YOUR ASSIGNMENT: Could you return, exactly as written, only the lines from the one holding "Serialize everything readable" through the final line of the records below?

═══

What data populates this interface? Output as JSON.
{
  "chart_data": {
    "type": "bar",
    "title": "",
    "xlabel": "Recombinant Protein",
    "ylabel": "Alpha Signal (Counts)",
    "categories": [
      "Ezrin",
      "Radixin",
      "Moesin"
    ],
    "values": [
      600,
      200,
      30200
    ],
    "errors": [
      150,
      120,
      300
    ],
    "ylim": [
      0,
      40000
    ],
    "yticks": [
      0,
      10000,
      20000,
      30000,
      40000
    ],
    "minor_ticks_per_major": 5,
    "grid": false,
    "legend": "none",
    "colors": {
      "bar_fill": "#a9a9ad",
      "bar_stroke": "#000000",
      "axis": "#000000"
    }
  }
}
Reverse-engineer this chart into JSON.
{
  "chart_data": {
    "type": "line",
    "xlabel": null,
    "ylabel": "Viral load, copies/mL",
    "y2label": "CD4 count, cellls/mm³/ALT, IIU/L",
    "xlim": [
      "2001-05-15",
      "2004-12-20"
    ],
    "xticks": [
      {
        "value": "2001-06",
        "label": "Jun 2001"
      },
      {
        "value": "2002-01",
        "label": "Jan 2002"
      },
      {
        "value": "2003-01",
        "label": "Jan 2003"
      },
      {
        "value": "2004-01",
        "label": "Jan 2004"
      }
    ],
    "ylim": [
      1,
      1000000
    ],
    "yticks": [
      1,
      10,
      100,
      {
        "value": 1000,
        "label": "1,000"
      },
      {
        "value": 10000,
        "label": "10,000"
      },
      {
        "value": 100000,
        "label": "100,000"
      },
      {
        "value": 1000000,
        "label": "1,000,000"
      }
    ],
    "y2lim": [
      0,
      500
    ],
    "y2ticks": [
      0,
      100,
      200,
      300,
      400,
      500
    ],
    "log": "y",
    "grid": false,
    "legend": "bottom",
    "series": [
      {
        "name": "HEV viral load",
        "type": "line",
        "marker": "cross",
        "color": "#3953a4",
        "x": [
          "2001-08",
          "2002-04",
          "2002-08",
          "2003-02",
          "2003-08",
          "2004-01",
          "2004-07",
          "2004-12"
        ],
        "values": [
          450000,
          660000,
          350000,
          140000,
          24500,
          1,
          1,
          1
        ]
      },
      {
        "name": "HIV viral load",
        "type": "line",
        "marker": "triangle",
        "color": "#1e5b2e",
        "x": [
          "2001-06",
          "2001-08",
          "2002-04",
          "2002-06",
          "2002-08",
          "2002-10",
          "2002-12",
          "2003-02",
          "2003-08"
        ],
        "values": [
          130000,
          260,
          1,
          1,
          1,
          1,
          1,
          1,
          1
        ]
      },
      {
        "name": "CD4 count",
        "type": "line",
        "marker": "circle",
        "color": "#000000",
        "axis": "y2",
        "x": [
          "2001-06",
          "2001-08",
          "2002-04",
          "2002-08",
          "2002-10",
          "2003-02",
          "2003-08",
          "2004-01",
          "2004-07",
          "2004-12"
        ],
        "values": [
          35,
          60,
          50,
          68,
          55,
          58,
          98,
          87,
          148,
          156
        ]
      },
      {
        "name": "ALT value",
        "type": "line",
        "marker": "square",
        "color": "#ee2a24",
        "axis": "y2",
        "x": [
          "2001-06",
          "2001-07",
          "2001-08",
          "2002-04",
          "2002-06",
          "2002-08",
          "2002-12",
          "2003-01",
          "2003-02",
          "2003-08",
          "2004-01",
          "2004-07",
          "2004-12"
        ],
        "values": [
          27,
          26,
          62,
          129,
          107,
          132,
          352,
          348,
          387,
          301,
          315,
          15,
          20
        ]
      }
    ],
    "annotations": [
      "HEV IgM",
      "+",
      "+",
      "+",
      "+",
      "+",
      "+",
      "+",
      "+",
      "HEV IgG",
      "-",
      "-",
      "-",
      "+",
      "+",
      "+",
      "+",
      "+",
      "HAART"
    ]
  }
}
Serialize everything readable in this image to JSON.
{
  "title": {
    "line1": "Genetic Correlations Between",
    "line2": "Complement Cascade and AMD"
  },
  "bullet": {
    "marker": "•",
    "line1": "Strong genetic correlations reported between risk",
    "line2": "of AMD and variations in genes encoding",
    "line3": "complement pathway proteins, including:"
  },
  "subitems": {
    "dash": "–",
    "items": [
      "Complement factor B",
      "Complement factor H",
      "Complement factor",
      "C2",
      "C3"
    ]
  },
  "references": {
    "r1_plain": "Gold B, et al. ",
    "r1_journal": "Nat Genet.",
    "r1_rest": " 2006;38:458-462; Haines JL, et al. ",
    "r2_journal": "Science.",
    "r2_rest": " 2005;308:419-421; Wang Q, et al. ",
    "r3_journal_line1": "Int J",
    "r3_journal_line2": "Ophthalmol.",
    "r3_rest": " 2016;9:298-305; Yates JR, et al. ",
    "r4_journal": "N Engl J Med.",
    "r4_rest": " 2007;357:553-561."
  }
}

═══

SOLVED EXERCISE:
Serialize everything readable in this image to JSON.
{
  "title": {
    "line1": "Genetic Correlations Between",
    "line2": "Complement Cascade and AMD"
  },
  "bullet": {
    "marker": "•",
    "line1": "Strong genetic correlations reported between risk",
    "line2": "of AMD and variations in genes encoding",
    "line3": "complement pathway proteins, including:"
  },
  "subitems": {
    "dash": "–",
    "items": [
      "Complement factor B",
      "Complement factor H",
      "Complement factor",
      "C2",
      "C3"
    ]
  },
  "references": {
    "r1_plain": "Gold B, et al. ",
    "r1_journal": "Nat Genet.",
    "r1_rest": " 2006;38:458-462; Haines JL, et al. ",
    "r2_journal": "Science.",
    "r2_rest": " 2005;308:419-421; Wang Q, et al. ",
    "r3_journal_line1": "Int J",
    "r3_journal_line2": "Ophthalmol.",
    "r3_rest": " 2016;9:298-305; Yates JR, et al. ",
    "r4_journal": "N Engl J Med.",
    "r4_rest": " 2007;357:553-561."
  }
}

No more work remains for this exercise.